_TASK TO CARRY OUT_
Go through the data below line by line and count those containing the word "signal". Reply with the count only.

Some records

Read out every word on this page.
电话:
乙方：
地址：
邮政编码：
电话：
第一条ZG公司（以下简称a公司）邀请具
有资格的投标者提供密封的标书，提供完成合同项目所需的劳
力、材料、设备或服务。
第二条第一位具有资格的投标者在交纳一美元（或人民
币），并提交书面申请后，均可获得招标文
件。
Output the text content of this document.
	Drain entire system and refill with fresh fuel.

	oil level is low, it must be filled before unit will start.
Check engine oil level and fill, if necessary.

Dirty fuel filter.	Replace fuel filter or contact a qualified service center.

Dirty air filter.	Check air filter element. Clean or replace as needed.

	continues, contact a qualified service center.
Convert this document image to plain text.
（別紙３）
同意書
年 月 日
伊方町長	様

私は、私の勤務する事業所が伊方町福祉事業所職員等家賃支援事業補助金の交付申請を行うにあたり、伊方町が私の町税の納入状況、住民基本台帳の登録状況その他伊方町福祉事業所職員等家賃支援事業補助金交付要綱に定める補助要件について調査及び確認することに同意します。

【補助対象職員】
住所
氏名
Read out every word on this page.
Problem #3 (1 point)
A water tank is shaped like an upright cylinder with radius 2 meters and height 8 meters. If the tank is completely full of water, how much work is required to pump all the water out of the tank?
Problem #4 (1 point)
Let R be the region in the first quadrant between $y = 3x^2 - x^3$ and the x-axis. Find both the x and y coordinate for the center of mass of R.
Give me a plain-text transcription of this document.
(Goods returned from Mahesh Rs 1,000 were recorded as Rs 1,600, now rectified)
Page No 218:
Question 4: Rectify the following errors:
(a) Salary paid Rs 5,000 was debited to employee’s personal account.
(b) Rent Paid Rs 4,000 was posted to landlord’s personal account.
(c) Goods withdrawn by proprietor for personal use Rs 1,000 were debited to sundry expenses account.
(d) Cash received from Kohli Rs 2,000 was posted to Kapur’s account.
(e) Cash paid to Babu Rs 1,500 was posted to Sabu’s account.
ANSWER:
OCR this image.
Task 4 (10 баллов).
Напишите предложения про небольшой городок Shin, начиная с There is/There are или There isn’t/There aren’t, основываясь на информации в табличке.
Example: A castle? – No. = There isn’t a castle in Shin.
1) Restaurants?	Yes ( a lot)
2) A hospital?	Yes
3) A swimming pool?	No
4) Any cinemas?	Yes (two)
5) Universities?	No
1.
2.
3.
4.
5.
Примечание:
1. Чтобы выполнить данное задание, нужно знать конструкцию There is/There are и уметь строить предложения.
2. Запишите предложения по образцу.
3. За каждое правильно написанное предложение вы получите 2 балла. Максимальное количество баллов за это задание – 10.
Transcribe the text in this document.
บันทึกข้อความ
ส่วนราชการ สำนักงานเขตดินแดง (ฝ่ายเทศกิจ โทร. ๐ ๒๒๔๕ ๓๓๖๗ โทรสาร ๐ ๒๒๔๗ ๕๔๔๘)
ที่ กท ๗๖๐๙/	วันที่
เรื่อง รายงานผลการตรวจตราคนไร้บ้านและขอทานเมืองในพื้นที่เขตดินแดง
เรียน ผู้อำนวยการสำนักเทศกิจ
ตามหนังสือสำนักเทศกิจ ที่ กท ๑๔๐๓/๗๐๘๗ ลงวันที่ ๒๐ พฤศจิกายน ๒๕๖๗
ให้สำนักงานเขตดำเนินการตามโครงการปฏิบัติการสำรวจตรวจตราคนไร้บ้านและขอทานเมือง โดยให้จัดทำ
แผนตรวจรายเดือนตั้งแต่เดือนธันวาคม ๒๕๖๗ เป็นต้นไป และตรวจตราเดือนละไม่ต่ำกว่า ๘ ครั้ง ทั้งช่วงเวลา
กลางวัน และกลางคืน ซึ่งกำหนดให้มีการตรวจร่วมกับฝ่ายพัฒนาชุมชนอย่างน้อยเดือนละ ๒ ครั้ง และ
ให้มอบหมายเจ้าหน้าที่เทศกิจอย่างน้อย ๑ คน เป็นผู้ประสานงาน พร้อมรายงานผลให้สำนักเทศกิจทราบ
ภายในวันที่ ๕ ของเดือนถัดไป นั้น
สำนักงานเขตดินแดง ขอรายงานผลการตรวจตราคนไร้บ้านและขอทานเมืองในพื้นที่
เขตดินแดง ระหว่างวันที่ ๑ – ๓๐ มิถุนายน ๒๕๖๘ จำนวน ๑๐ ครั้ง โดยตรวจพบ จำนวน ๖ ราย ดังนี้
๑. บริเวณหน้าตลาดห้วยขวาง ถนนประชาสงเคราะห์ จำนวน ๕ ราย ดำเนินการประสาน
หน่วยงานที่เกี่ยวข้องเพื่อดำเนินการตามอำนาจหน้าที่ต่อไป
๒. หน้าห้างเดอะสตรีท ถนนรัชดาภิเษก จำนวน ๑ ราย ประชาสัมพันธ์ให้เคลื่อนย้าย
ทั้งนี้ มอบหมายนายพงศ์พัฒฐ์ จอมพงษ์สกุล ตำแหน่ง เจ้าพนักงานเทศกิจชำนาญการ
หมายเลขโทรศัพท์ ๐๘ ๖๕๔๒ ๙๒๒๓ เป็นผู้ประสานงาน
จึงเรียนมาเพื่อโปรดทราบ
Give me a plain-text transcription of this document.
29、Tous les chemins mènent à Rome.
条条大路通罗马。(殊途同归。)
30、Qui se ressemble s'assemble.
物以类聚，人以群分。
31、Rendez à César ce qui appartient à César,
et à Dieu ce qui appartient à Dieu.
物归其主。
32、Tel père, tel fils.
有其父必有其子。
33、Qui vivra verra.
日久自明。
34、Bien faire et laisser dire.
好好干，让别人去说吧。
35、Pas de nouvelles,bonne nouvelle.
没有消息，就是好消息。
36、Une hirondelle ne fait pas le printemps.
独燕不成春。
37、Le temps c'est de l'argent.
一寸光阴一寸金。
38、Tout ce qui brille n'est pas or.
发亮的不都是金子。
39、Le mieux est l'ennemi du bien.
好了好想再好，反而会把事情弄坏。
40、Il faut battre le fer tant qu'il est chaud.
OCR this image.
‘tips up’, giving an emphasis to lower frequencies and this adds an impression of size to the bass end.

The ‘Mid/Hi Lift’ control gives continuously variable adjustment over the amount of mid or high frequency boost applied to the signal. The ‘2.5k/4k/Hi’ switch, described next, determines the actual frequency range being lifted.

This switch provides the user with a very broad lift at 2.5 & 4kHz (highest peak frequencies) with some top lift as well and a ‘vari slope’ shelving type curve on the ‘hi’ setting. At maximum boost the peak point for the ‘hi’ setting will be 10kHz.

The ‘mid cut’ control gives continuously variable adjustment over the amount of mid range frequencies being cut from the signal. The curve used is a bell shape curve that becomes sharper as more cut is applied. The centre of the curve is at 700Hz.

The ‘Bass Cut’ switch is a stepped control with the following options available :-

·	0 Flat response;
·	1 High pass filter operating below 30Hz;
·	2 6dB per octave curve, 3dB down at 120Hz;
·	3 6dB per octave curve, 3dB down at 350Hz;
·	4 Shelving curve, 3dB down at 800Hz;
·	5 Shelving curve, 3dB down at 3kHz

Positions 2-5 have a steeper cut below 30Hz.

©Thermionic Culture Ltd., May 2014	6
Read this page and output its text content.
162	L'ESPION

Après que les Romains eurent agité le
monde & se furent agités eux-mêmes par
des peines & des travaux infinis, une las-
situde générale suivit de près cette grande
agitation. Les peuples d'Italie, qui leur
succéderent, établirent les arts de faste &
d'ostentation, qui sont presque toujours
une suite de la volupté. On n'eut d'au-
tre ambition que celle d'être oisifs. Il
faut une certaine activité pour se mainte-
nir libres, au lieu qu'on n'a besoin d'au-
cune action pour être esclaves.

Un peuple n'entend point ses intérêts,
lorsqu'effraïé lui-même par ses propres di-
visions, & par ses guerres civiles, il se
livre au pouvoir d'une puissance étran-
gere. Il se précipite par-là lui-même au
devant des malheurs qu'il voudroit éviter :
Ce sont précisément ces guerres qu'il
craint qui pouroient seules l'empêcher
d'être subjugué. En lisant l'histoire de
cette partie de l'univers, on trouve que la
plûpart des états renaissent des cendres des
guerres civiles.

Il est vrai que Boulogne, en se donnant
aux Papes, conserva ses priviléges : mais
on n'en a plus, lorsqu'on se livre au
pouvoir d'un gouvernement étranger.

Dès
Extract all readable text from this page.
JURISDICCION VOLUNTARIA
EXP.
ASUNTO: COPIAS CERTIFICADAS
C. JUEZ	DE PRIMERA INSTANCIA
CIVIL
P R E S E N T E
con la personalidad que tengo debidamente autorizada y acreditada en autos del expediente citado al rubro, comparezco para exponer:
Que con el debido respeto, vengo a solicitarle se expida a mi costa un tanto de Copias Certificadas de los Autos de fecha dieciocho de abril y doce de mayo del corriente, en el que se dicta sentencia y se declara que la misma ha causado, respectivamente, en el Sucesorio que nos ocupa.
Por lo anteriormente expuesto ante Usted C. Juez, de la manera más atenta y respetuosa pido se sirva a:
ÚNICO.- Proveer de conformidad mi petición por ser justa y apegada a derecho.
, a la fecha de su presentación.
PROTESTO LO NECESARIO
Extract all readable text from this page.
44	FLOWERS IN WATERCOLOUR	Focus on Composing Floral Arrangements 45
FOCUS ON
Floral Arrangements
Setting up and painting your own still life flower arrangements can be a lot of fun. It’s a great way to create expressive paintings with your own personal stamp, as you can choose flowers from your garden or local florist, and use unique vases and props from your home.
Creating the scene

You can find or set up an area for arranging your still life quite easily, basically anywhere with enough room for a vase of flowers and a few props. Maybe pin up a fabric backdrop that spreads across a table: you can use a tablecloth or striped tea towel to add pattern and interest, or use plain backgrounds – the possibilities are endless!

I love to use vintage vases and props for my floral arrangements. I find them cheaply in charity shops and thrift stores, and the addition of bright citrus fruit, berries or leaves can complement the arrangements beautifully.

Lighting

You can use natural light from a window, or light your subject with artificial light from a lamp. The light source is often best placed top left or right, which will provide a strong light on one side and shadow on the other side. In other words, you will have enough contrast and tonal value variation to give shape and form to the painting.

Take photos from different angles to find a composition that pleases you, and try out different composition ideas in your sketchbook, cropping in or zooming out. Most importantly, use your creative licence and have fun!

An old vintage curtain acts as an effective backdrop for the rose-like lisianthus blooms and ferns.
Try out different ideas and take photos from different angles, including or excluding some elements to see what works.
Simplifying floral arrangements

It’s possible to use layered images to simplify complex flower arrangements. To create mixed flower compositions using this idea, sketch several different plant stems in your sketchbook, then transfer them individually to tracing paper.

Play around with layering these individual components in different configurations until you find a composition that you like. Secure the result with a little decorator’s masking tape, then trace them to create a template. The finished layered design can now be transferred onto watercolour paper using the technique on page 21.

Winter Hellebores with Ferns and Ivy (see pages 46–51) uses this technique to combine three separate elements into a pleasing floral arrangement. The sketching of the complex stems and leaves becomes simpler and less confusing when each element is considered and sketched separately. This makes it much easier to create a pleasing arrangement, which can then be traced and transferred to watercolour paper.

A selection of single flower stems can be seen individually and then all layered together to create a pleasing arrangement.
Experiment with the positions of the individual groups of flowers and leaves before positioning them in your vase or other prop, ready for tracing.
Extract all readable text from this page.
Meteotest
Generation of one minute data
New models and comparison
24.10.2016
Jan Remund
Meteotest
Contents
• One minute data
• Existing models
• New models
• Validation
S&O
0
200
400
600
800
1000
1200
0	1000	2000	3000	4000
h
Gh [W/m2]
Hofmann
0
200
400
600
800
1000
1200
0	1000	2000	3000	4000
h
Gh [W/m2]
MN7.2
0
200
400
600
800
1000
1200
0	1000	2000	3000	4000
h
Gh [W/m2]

_THE COMPLETED TASK_
2